### Activity 1
Reproduce the portion of the Los Angeles history text between "The 1949 Los" and "of Los Angeles.", inclusive.
### Activity 2
Carry on the text about Los Angeles and its films from the point where it stops.

### Extract

▼▼▼

The Zoot Suit riots of 1943, that exposed the cruel victimization of the Los Angeles Latino community.

The 1949 Los Angeles City Council rejection of a light-rail plan, in favor of postwar freeway expansion.

The debate over public housing in 1951-53, where newly appointed police chief William Parker conspired with media and business interests in the McCarthy era to portray the public housing movement as Communist-influenced. The program was abandoned, prefiguring the further decline of poor areas of Los Angeles.

The Parker era’s step-by-step deepening of a climate of paranoia (coinciding with the Film Noir years), where the L.A.P.D. strove to meet the idea robotic, all-powerful, all-seeing ideals of Jack Webb’s Dragnet.

The Watts riots of 1965.

The destruction of downtown’s Bunker Hill neighborhood, unleashed by real-estate deals set up by the Richard Riordan administration from 1973-86.

Coincident with the sterility of downtown redevelopment was a planned further deteriorization of public transit. Andersen gives examples that were brought in a class-action suit: reductions in routes, de-publication of route maps, etc.

The Rodney King riots of 1991.

Andersen carefully observes how “enlightened” filmmakers from the Hollywood tradition realized how Los Angeles’ dream era has ended and that the social fabric is torn, but could not work outside of their privileged viewpoint and their scant knowledge about the vast plain of the Los Angeles basin, confining their protagonists’ psychological problems to the white suburban motifs of Raymond Carver (as in Altman’s Short Cuts). Finally, Andersen finds praise in the film’s last segment for the more truthful people- and family-focused work of African-American neo-realist filmmakers working in the 90s in the films Bush Mama, Killer of Sheep and Bless Their Little Hearts. He also returns again and again to the rarely seen Kent MacKenzie neo-realist picture about Native Americans in downtown, The Exiles, made in 1971, at a time when the dream mirror was really cracked.

Parallel to the main line of social commentary, Andersen does bring up the treasure trove of film stock that can be mined for archeological and historical purposes. For me, an outsider who arrived in Los Angeles in 1973 to study its architecture, and remained there until 1982, watching the film was a beautiful nostalgic journey, and the concept of nostalgia or period-piece films is a large theme in Los Angeles Plays Itself.  In particular, I now need to find a copy of Jacques Deray’s 1973 film The Outside Man, which Andersen describes as an almost perfect snapshot of the city at that moment in time. He separates the non-Hollywood films of the 70s and 80s as either “low-tourist” or “high-tourist”. The distinction for me is that “low-tourist” films play Los Angeles for laughs or thrills through stereotypes, and “high-tourist” films attempt to reveal the kitsch, the ugly and the dysfunctional parts of the basin with more sublety, using art-film techniques.

▲▲▲

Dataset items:
▼▼▼

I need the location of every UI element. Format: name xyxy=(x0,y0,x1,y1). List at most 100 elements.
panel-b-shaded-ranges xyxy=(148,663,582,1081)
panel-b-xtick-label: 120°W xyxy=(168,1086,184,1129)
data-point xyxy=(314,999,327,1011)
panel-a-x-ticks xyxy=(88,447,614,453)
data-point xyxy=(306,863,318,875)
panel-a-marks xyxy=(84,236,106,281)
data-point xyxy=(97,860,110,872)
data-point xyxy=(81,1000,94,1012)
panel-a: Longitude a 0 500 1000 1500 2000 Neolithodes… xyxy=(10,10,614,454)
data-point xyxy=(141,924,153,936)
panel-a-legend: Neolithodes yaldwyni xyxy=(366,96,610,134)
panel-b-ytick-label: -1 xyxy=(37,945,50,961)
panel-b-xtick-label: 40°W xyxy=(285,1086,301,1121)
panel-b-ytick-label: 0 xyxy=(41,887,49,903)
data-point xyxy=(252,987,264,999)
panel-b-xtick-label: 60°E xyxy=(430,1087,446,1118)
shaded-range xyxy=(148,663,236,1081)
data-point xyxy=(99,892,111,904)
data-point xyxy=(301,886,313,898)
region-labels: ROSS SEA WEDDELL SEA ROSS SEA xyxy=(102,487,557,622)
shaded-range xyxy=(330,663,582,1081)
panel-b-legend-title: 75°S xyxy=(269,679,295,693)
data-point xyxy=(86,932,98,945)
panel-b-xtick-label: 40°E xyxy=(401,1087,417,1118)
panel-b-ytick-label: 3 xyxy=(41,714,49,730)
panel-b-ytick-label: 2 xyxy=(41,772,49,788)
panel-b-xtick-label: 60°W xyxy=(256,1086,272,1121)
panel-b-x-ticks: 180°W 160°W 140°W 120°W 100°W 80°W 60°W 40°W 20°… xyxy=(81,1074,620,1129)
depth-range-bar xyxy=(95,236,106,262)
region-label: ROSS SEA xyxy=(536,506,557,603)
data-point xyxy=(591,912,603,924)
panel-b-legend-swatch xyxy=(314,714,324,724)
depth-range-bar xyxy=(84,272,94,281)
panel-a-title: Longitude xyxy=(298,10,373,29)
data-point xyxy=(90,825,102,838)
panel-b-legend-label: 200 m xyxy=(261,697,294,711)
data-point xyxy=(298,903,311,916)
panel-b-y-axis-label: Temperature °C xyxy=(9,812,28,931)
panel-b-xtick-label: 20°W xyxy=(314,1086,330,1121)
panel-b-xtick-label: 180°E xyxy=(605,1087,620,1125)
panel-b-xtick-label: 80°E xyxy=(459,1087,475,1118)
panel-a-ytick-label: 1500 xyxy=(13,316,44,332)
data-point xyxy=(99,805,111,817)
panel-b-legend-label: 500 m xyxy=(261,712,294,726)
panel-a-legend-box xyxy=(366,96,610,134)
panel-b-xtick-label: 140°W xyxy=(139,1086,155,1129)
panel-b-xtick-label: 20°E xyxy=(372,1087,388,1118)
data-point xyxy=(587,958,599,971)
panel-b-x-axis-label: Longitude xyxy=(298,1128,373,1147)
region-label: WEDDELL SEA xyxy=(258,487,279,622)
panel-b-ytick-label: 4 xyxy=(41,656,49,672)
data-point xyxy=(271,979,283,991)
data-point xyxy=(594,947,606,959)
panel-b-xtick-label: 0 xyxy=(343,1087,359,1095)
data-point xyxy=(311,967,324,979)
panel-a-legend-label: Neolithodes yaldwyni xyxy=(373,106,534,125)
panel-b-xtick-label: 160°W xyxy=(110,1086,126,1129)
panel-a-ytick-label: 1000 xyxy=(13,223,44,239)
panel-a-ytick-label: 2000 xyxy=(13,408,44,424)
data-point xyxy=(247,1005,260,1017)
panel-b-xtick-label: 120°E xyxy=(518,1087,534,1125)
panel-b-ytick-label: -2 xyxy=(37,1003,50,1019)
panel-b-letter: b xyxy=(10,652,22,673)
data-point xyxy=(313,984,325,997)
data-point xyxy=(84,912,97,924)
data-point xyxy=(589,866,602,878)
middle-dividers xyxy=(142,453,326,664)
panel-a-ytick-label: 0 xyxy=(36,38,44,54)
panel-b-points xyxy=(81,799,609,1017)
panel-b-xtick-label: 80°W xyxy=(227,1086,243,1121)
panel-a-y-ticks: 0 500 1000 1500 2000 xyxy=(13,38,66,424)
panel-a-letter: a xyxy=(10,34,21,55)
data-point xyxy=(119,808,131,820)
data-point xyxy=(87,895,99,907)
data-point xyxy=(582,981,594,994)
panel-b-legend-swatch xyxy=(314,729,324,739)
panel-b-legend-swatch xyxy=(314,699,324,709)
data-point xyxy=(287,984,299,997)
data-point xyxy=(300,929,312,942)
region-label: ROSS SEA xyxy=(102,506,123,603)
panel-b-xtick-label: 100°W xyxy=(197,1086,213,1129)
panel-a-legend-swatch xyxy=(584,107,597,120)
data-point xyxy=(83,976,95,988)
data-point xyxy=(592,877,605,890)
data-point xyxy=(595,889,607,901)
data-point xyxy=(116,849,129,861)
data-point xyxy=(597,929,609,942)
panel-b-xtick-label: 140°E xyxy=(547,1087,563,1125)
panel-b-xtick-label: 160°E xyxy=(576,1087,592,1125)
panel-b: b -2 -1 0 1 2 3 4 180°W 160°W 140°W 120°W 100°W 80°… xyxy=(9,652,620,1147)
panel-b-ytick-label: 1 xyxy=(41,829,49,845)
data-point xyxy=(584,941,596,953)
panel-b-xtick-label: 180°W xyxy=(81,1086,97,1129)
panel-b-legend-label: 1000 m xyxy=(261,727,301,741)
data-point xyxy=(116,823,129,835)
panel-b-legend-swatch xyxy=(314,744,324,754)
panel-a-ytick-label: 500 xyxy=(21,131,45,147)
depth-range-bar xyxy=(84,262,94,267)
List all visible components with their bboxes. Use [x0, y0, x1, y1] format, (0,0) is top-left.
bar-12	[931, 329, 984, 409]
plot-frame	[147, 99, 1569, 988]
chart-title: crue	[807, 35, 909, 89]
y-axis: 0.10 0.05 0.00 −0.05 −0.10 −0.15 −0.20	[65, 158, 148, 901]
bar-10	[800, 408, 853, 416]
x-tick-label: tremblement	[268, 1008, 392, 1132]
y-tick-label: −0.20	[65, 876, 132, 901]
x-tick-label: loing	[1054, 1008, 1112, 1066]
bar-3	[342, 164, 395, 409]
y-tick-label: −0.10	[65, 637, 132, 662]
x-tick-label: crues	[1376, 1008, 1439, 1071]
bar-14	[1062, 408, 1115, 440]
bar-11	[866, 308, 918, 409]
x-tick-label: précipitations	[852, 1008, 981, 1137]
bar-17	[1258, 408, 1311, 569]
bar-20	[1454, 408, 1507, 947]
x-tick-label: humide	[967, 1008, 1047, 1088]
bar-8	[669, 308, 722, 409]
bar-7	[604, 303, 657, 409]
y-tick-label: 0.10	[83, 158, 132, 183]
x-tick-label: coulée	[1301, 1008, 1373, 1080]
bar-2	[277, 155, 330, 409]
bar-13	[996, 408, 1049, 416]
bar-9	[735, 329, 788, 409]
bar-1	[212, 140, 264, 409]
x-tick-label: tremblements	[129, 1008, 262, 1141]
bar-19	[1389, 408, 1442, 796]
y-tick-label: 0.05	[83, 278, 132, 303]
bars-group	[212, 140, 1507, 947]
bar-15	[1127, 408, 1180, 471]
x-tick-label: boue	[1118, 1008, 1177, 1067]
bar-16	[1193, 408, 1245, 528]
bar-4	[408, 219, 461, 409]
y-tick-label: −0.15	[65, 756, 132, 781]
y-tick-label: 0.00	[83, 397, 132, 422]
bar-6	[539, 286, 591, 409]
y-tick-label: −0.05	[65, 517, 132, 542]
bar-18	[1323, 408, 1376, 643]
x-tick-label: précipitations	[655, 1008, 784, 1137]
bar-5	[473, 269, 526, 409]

▲▲▲

### Task result 1
The 1949 Los Angeles City Council rejection of a light-rail plan, in favor of postwar freeway expansion.

The debate over public housing in 1951-53, where newly appointed police chief William Parker conspired with media and business interests in the McCarthy era to portray the public housing movement as Communist-influenced. The program was abandoned, prefiguring the further decline of poor areas of Los Angeles.

### Task result 2
I found a few of Andersen’s grind-axes a bit humorous. He is a consummate East sider and mocks the gilded movie-industry that can’t bear to locate a movie east of Vine St unless the location is in the hills, at landmarks like Griffith Park or Union Station, or downtown with its dead-world skyways and office towers. He does admit to overcoming his East-sider prejudice against Jacques Demy’s exquisite Model Shop, on subsequent rewatching, at least. And he is repulsed by the acronym “L.A.” That kind of crankiness is widespread in the Bay Area, too, where “S.F.” and “Frisco” and “San Fran” are looked down on.  I love L.A.

I had a few great flashbacks while enjoying Los Angeles Plays Itself. And I will be adding some of these great and not-so-good films to my Letterboxd watchlist, thanks to Andersen’s teasers: D.O.A., Detour, The Night Holds Terror, The Street With No Name, Love Streams, Messiah of Evil, and Gone in 60 Seconds (the 1974 H.B. Halicki original, that Andersen describes as the best car-chase movie ever made). I don’t think I will be watching these however (you have to draw the line somewhere): The Glimmer Man, The Omega Man, Earthquake, Escape From L.A.L.A. Story or Hanging Up.

If you love or hate Los Angeles (Andersen delights in showing quite a few apocalypse-L.A. film clips), don’t miss this film.